Task statement ▸ In the entries, find all lines that hold the word "used" and copy them.

(Data entries for graphics)
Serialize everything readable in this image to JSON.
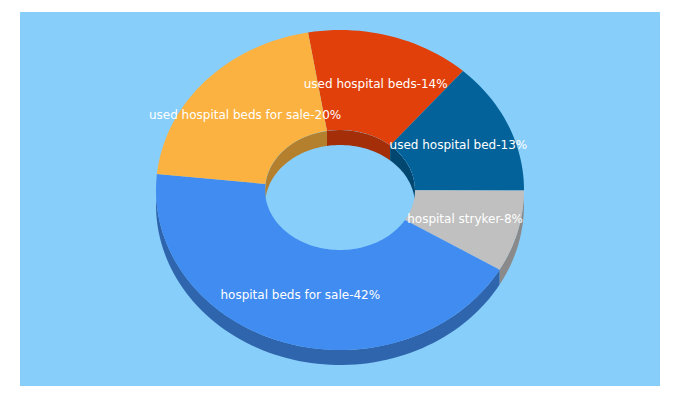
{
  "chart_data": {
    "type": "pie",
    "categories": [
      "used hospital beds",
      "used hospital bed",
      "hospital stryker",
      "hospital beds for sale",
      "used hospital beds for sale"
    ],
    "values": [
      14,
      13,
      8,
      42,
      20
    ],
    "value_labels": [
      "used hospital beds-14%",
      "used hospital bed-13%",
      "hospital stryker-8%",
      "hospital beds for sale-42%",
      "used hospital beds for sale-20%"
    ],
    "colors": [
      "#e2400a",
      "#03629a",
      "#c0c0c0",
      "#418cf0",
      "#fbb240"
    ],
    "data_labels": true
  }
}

---

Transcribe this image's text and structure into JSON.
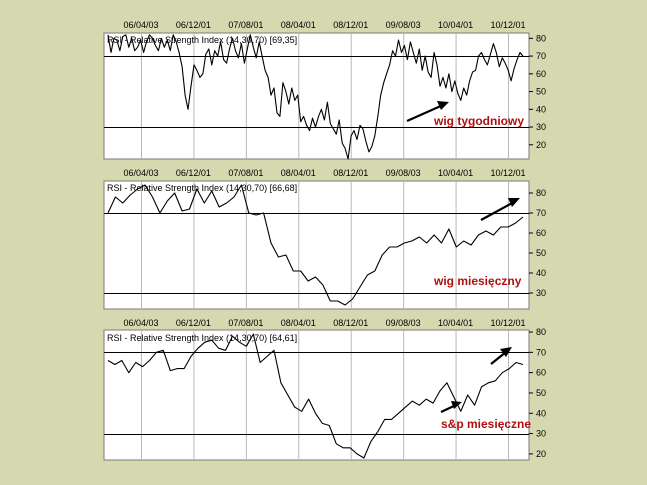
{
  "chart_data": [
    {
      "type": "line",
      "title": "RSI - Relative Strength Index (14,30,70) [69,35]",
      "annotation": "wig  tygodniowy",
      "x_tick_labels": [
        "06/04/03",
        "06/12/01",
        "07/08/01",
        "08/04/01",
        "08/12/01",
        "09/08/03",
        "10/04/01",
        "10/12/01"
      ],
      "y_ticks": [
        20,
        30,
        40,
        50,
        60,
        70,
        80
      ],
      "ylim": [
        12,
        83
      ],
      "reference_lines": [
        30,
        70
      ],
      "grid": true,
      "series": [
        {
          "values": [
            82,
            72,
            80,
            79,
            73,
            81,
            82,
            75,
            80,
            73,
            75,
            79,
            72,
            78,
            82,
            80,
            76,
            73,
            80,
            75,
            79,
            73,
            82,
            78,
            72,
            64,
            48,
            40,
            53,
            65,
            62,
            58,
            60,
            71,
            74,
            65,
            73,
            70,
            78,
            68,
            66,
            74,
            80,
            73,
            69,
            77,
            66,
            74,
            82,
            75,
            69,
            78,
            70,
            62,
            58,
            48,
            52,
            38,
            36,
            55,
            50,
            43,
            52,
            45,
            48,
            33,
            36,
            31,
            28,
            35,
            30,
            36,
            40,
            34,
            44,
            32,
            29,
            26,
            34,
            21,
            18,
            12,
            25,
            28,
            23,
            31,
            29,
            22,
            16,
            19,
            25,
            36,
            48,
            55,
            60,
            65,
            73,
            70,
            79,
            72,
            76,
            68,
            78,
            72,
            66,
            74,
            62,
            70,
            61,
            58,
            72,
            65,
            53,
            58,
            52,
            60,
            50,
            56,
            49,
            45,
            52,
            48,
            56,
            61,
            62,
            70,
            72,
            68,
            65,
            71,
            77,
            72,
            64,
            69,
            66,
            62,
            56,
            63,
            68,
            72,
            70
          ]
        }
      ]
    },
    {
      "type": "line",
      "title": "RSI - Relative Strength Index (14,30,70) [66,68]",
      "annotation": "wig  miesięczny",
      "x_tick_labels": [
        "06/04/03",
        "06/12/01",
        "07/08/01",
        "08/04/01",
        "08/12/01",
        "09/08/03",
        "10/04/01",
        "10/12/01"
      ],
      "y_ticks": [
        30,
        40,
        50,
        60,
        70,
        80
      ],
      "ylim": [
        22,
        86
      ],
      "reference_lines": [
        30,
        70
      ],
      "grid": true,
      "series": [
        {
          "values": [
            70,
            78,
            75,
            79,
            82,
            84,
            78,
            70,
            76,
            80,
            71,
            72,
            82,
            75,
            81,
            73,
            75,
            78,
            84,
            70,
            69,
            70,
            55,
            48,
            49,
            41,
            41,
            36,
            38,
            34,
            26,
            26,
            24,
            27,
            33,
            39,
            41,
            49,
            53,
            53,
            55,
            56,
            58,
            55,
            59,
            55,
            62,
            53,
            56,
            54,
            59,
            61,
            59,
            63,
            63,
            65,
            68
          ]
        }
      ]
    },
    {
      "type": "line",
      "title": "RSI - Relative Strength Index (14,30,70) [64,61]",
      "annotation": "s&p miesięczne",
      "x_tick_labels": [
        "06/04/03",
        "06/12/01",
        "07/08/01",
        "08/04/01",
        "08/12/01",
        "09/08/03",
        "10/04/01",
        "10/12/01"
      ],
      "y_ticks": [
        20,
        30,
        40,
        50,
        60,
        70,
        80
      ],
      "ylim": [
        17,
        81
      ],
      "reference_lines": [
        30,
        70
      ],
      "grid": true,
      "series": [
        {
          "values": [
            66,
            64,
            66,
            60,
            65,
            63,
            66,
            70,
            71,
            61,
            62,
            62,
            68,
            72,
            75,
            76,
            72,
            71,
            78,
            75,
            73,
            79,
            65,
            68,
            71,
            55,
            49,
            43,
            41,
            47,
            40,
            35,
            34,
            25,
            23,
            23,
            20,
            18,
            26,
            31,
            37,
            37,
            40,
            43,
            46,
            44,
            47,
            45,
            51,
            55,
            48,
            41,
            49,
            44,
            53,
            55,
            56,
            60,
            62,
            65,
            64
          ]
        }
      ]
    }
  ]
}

---

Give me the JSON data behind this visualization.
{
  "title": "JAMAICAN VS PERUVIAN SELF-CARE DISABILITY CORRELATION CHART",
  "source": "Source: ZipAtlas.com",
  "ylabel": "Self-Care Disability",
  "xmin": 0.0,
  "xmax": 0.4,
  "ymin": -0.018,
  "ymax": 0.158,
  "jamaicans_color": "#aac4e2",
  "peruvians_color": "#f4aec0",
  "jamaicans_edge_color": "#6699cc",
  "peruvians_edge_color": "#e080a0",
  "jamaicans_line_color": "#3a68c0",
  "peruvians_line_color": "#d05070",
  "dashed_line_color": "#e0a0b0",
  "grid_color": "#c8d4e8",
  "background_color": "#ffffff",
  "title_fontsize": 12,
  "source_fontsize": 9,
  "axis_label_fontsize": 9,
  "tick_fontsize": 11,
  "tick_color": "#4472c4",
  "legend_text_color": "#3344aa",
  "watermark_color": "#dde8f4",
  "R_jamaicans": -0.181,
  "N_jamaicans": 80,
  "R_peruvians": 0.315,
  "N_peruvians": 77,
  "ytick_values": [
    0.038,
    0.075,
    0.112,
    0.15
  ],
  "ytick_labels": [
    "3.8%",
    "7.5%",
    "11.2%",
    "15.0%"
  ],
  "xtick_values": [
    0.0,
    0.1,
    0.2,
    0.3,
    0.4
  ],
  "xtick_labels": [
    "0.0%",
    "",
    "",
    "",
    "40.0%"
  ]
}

Output ▸
      "used hospital beds",
      "used hospital bed",
      "used hospital beds for sale"
      "used hospital beds-14%",
      "used hospital bed-13%",
      "used hospital beds for sale-20%"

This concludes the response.